-- start EXERCISE INPUT --
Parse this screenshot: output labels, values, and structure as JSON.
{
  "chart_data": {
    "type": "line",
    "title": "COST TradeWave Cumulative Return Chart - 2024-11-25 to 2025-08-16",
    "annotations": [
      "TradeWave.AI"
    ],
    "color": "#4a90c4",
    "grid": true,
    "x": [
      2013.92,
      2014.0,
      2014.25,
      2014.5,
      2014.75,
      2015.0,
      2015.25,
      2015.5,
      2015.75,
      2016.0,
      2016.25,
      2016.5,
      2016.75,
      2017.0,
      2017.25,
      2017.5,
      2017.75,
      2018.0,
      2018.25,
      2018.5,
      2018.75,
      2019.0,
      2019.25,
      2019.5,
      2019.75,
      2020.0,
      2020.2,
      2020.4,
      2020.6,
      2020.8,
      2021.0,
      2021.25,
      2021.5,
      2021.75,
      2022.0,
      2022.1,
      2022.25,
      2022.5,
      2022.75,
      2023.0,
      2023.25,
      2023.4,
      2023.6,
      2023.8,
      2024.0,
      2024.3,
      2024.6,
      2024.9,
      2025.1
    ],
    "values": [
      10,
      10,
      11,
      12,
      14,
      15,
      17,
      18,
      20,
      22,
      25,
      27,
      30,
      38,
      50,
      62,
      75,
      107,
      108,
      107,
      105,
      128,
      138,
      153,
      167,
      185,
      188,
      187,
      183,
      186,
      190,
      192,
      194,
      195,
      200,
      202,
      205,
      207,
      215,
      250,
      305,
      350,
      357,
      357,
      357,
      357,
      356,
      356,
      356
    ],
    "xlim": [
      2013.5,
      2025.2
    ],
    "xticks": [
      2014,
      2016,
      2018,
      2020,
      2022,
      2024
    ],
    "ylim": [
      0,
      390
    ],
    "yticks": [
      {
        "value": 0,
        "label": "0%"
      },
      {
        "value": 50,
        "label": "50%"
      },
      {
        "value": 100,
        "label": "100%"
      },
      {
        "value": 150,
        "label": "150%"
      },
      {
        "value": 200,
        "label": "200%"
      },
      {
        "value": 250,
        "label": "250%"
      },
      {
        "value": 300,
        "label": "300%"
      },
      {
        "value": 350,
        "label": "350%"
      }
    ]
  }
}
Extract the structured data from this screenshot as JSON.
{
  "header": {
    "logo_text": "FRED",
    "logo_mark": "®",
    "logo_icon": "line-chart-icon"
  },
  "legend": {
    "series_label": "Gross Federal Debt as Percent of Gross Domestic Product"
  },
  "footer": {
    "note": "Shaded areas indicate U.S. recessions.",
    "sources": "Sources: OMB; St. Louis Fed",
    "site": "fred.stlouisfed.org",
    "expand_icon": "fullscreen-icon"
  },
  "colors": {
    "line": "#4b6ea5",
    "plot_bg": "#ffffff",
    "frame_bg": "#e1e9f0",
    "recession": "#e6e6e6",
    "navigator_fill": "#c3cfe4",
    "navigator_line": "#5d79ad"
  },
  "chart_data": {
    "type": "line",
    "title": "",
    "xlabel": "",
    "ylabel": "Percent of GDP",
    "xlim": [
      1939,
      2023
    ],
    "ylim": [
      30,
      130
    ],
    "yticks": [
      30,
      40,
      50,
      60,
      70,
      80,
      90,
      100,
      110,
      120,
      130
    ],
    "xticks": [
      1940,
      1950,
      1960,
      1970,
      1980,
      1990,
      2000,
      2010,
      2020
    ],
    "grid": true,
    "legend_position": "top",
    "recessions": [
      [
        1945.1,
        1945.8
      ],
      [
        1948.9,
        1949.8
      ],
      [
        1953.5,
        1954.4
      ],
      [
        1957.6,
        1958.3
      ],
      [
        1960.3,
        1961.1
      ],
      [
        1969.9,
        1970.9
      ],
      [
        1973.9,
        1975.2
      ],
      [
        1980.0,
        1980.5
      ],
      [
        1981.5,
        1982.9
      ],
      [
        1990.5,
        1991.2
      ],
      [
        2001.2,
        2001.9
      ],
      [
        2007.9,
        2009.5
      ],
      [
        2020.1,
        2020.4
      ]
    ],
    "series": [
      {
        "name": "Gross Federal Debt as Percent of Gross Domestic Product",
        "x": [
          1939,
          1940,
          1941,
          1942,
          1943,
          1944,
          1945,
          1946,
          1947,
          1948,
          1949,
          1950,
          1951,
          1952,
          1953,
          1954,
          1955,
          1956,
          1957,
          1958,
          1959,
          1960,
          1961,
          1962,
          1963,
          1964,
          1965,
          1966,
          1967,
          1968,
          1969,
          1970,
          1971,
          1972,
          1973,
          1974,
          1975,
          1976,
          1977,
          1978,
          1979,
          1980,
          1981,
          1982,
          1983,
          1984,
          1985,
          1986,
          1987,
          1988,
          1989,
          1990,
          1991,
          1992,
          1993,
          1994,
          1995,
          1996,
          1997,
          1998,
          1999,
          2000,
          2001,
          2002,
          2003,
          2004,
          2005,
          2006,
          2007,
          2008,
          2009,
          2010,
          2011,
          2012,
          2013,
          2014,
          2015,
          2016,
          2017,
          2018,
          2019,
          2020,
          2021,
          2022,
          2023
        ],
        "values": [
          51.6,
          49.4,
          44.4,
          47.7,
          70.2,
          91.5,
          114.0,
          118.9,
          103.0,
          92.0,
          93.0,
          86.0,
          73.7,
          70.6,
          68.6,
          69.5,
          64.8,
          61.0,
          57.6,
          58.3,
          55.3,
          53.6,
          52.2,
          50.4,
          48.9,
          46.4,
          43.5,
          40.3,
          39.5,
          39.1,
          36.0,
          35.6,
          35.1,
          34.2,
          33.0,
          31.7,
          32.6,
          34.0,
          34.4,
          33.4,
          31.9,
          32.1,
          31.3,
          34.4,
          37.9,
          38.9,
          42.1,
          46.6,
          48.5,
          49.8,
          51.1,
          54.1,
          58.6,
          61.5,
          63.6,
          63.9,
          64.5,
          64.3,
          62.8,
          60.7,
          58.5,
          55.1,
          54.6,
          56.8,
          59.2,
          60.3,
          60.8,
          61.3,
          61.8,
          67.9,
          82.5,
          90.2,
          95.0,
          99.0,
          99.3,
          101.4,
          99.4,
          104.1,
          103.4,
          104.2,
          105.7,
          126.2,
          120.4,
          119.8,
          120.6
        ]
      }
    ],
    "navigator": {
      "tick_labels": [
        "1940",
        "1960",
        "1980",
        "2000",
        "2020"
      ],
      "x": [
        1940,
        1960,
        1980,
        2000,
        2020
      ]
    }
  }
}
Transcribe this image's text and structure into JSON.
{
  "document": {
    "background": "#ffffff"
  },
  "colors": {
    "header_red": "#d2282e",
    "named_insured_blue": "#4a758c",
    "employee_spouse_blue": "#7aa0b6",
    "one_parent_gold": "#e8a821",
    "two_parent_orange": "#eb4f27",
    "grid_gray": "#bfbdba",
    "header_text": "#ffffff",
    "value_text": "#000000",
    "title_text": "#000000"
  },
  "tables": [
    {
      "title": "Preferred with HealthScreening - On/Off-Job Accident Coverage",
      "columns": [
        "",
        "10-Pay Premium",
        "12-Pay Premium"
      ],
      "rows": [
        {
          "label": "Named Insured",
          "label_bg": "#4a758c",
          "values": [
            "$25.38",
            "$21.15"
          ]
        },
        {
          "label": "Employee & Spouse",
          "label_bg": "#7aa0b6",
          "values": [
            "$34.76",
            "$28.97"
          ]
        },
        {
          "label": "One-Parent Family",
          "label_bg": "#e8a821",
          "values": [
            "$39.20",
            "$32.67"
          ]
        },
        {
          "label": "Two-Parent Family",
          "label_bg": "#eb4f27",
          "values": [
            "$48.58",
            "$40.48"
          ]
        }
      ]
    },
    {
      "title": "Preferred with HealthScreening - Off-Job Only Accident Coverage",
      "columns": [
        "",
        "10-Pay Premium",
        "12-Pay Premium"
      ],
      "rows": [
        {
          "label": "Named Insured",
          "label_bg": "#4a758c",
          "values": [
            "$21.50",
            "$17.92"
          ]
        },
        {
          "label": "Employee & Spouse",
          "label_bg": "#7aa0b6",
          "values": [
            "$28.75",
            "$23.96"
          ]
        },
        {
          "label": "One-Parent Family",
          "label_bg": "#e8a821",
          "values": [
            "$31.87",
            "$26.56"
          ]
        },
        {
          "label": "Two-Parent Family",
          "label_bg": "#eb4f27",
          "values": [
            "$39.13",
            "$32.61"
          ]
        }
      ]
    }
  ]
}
-- end EXERCISE INPUT --
> OBJECTIVE:
Count every line in the data that contains the word "with", then give that count and nothing else.

> RIGHT ANSWER:
2